What to do:
Filter the entries, keeping every line with the word "Anrufverteilung".

--- BEGIN Available records ---

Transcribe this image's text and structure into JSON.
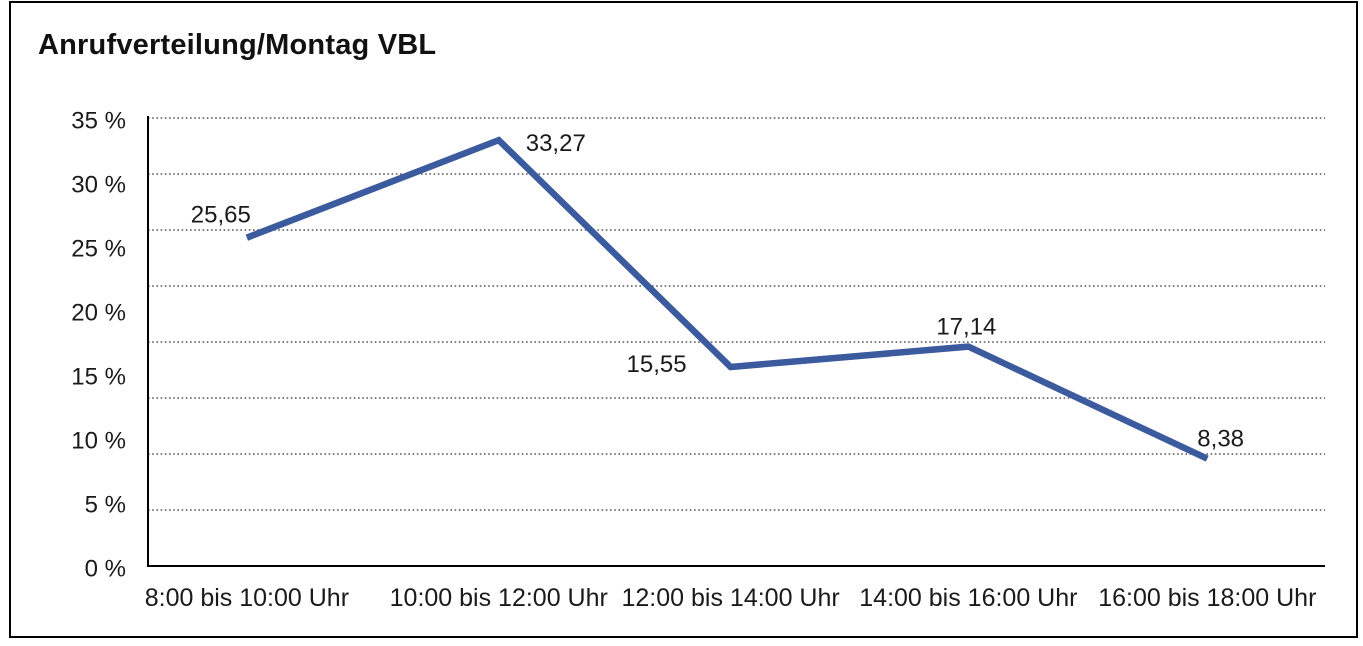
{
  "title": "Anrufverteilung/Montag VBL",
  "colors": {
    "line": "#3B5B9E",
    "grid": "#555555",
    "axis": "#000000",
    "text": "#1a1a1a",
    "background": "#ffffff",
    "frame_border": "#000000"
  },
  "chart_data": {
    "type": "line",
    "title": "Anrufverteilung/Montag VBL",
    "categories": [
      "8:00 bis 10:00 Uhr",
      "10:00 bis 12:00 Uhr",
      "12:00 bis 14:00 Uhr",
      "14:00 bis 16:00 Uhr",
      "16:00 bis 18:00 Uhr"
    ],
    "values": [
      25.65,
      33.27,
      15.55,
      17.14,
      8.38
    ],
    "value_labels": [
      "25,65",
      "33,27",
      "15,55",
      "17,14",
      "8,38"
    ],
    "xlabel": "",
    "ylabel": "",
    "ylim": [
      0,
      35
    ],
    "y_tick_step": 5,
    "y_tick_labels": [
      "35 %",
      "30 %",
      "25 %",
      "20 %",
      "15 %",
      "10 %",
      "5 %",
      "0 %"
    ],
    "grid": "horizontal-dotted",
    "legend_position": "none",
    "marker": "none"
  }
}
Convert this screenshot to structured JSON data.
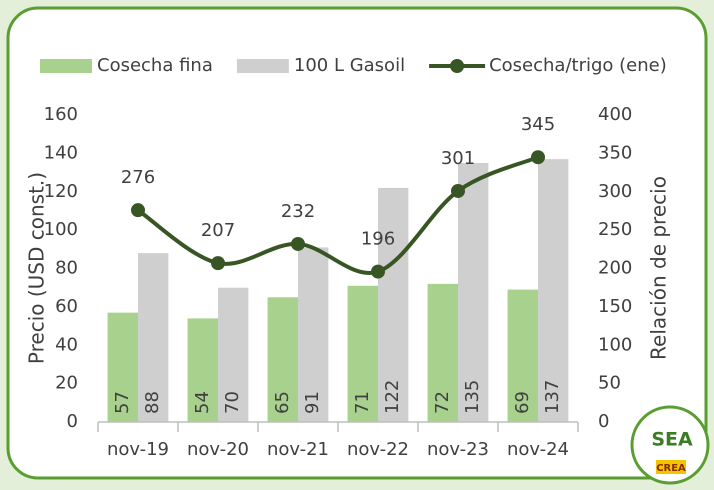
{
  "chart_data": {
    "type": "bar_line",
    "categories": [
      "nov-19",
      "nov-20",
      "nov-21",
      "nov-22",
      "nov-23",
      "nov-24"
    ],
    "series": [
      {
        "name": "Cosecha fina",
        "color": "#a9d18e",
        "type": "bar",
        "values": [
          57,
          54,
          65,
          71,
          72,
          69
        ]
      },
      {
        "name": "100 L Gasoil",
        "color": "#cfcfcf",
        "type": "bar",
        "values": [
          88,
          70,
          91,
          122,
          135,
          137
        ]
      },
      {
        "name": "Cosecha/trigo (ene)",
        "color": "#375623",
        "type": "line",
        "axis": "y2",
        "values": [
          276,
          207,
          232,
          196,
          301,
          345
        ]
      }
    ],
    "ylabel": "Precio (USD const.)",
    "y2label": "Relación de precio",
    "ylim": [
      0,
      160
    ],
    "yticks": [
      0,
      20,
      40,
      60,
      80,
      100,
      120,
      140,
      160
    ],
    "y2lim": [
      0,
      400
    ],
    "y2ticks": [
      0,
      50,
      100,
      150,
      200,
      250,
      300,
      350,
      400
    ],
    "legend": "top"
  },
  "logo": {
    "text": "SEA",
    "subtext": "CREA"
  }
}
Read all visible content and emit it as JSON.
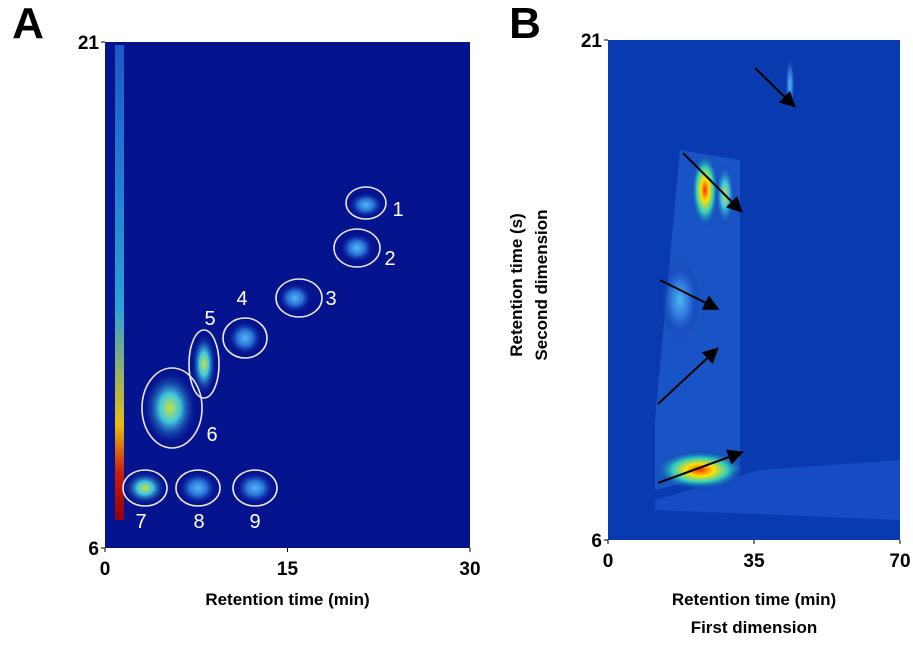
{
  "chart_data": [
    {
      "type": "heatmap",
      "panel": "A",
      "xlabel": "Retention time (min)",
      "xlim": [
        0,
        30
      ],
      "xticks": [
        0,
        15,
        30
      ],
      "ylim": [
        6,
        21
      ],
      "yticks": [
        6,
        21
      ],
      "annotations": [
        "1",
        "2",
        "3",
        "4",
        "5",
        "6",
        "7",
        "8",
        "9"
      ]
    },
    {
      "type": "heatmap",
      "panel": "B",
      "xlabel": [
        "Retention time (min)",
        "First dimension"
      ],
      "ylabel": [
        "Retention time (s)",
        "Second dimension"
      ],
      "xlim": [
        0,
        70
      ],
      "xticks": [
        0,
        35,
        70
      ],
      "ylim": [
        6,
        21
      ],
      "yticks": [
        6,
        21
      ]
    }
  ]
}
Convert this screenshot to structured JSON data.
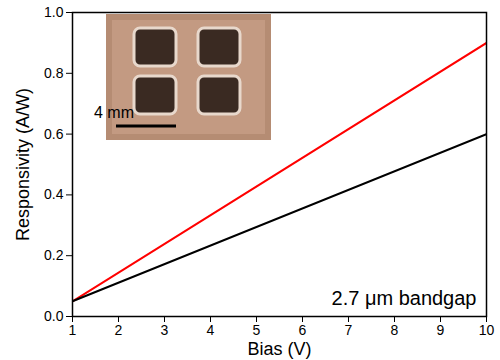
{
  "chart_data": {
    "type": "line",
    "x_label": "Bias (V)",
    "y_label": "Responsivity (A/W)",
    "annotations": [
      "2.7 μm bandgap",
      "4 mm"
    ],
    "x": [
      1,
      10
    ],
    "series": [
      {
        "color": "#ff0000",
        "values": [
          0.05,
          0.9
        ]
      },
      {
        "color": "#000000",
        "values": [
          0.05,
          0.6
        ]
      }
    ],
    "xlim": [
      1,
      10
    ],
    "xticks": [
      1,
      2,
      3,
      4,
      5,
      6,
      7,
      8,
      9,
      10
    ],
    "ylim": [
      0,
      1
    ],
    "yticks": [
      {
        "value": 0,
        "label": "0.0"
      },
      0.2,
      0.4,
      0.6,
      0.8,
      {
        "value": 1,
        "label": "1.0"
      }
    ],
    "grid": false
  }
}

--- END Available records ---

Solution:
  "title": "Anrufverteilung/Montag VBL",
    "title": "Anrufverteilung/Montag VBL",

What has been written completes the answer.